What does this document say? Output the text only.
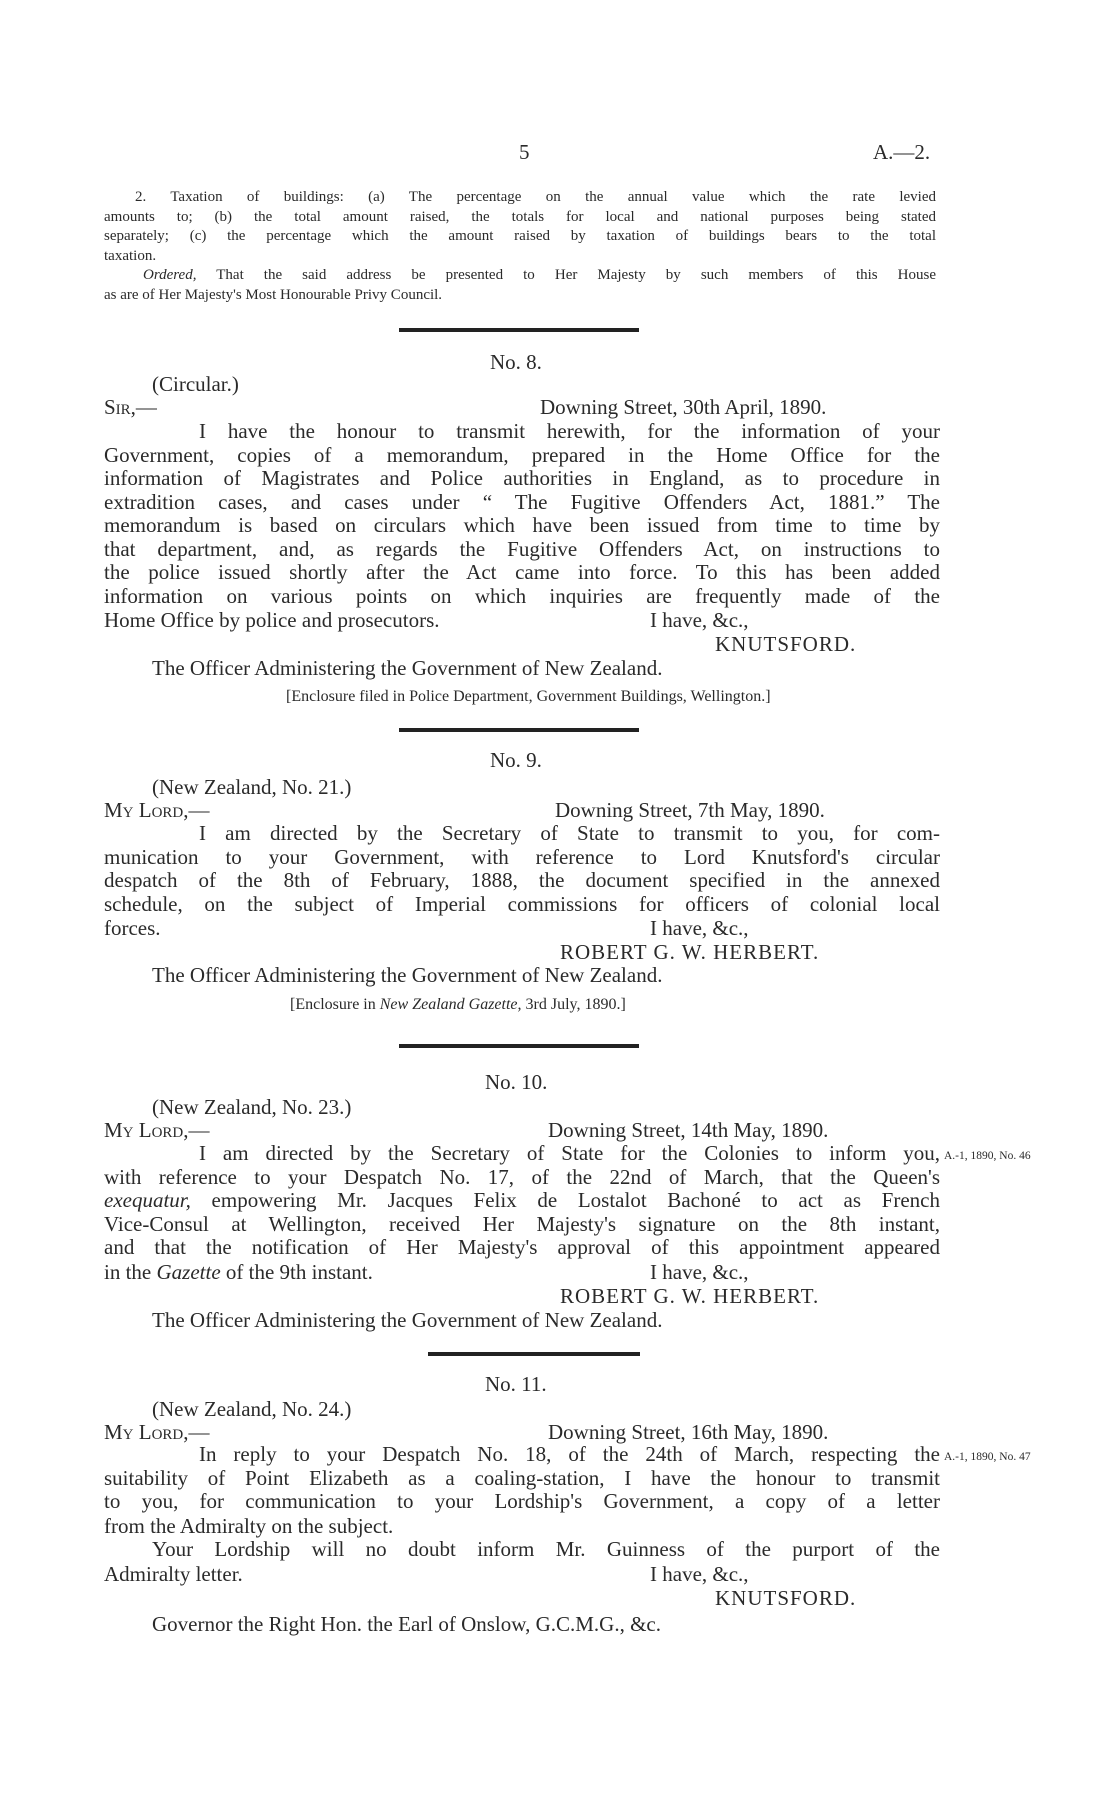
5	A.—2.
2. Taxation of buildings: (a) The percentage on the annual value which the rate levied
amounts to; (b) the total amount raised, the totals for local and national purposes being stated
separately; (c) the percentage which the amount raised by taxation of buildings bears to the total
taxation.
Ordered, That the said address be presented to Her Majesty by such members of this House
as are of Her Majesty's Most Honourable Privy Council.
No. 8.
(Circular.)
Sir,—	Downing Street, 30th April, 1890.
I have the honour to transmit herewith, for the information of your
Government, copies of a memorandum, prepared in the Home Office for the
information of Magistrates and Police authorities in England, as to procedure in
extradition cases, and cases under “ The Fugitive Offenders Act, 1881.” The
memorandum is based on circulars which have been issued from time to time by
that department, and, as regards the Fugitive Offenders Act, on instructions to
the police issued shortly after the Act came into force. To this has been added
information on various points on which inquiries are frequently made of the
Home Office by police and prosecutors.	I have, &c.,
KNUTSFORD.
The Officer Administering the Government of New Zealand.
[Enclosure filed in Police Department, Government Buildings, Wellington.]
No. 9.
(New Zealand, No. 21.)
My Lord,—	Downing Street, 7th May, 1890.
I am directed by the Secretary of State to transmit to you, for com-
munication to your Government, with reference to Lord Knutsford's circular
despatch of the 8th of February, 1888, the document specified in the annexed
schedule, on the subject of Imperial commissions for officers of colonial local
forces.	I have, &c.,
ROBERT G. W. HERBERT.
The Officer Administering the Government of New Zealand.
[Enclosure in New Zealand Gazette, 3rd July, 1890.]
No. 10.
(New Zealand, No. 23.)
My Lord,—	Downing Street, 14th May, 1890.
I am directed by the Secretary of State for the Colonies to inform you,
with reference to your Despatch No. 17, of the 22nd of March, that the Queen's
exequatur, empowering Mr. Jacques Felix de Lostalot Bachoné to act as French
Vice-Consul at Wellington, received Her Majesty's signature on the 8th instant,
and that the notification of Her Majesty's approval of this appointment appeared
A.-1, 1890, No. 46
in the Gazette of the 9th instant.	I have, &c.,
ROBERT G. W. HERBERT.
The Officer Administering the Government of New Zealand.
No. 11.
(New Zealand, No. 24.)
My Lord,—	Downing Street, 16th May, 1890.
In reply to your Despatch No. 18, of the 24th of March, respecting the
suitability of Point Elizabeth as a coaling-station, I have the honour to transmit
to you, for communication to your Lordship's Government, a copy of a letter
A.-1, 1890, No. 47
from the Admiralty on the subject.
Your Lordship will no doubt inform Mr. Guinness of the purport of the
Admiralty letter.	I have, &c.,
KNUTSFORD.
Governor the Right Hon. the Earl of Onslow, G.C.M.G., &c.
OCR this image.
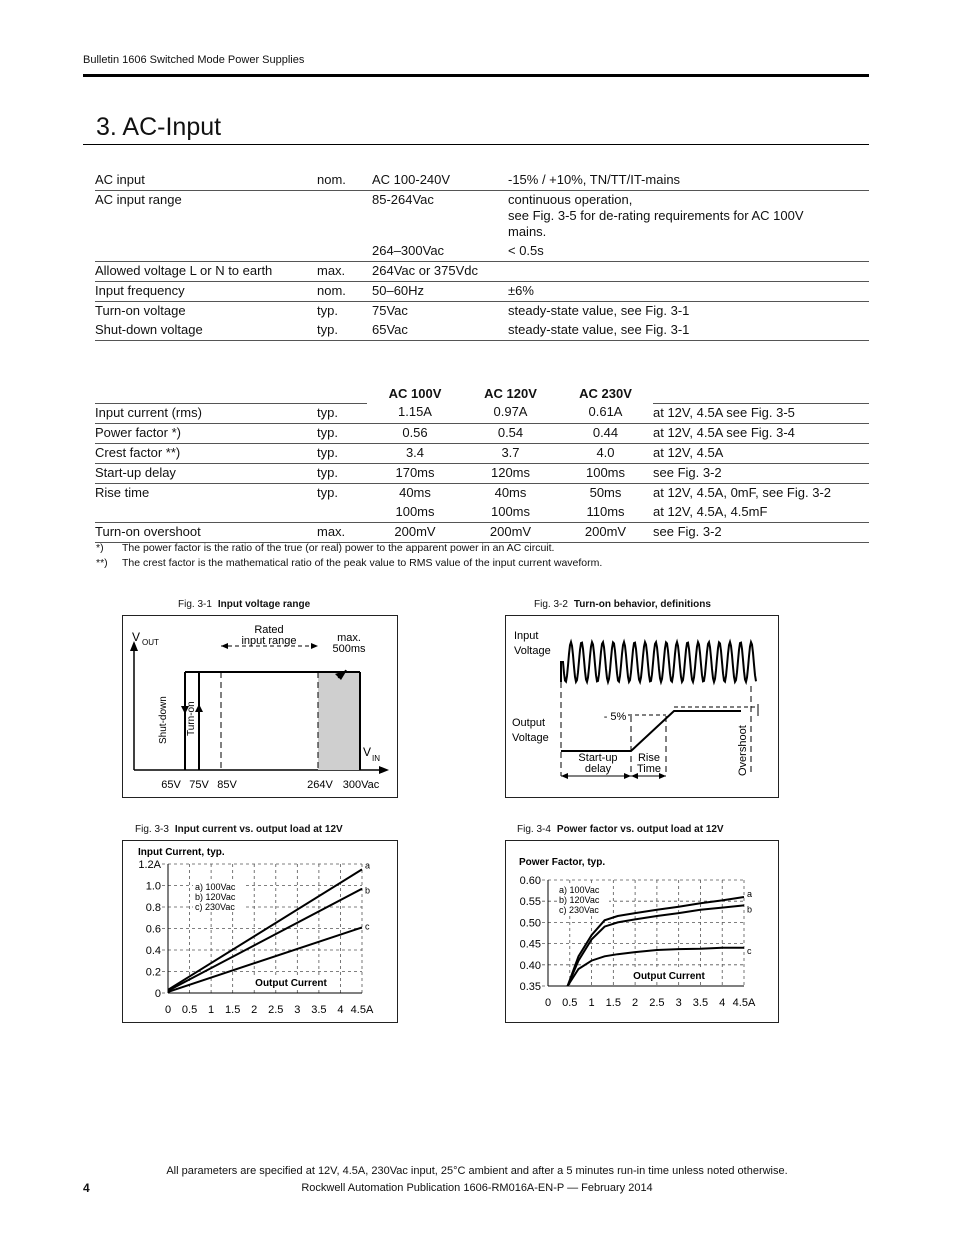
Bulletin 1606 Switched Mode Power Supplies
3. AC-Input
AC input	nom.	AC 100-240V	-15% / +10%, TN/TT/IT-mains
AC input range		85-264Vac	continuous operation,
see Fig. 3-5 for de-rating requirements for AC 100V
mains.
		264–300Vac	< 0.5s
Allowed voltage L or N to earth	max.	264Vac or 375Vdc	
Input frequency	nom.	50–60Hz	±6%
Turn-on voltage	typ.	75Vac	steady-state value, see Fig. 3-1
Shut-down voltage	typ.	65Vac	steady-state value, see Fig. 3-1
		AC 100V	AC 120V	AC 230V	
Input current (rms)	typ.	1.15A	0.97A	0.61A	at 12V, 4.5A see Fig. 3-5
Power factor *)	typ.	0.56	0.54	0.44	at 12V, 4.5A see Fig. 3-4
Crest factor **)	typ.	3.4	3.7	4.0	at 12V, 4.5A
Start-up delay	typ.	170ms	120ms	100ms	see Fig. 3-2
Rise time	typ.	40ms	40ms	50ms	at 12V, 4.5A, 0mF, see Fig. 3-2
		100ms	100ms	110ms	at 12V, 4.5A, 4.5mF
Turn-on overshoot	max.	200mV	200mV	200mV	see Fig. 3-2
*) The power factor is the ratio of the true (or real) power to the apparent power in an AC circuit.
**) The crest factor is the mathematical ratio of the peak value to RMS value of the input current waveform.
Fig. 3-1 Input voltage range
V OUT
V IN
Rated
input range	max.
500ms
Shut-down Turn-on
65V 75V 85V	264V 300Vac
Fig. 3-2 Turn-on behavior, definitions
Input
Voltage
Output
Voltage
- 5%
Start-up
delay
Rise
Time	Overshoot
Fig. 3-3 Input current vs. output load at 12V
Input Current, typ.
0 0.5 1 1.5 2 2.5 3 3.5 4 4.5A
0
0.2
0.4
0.6
0.8
1.0
1.2A
a) 100Vac
b) 120Vac
c) 230Vac
Output Current
a
b
c
Fig. 3-4 Power factor vs. output load at 12V
Power Factor, typ.
0 0.5 1 1.5 2 2.5 3 3.5 4 4.5A
0.35
0.40
0.45
0.50
0.55
0.60
a) 100Vac
b) 120Vac
c) 230Vac
Output Current
a
b
c
All parameters are specified at 12V, 4.5A, 230Vac input, 25°C ambient and after a 5 minutes run-in time unless noted otherwise.
Rockwell Automation Publication 1606-RM016A-EN-P — February 2014
4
☆ ☆ ☆ ☆ ☆
• **Exercise prompt**: Tally the lines containing "subject". Provide the number without any other words.

• **Task output**: 2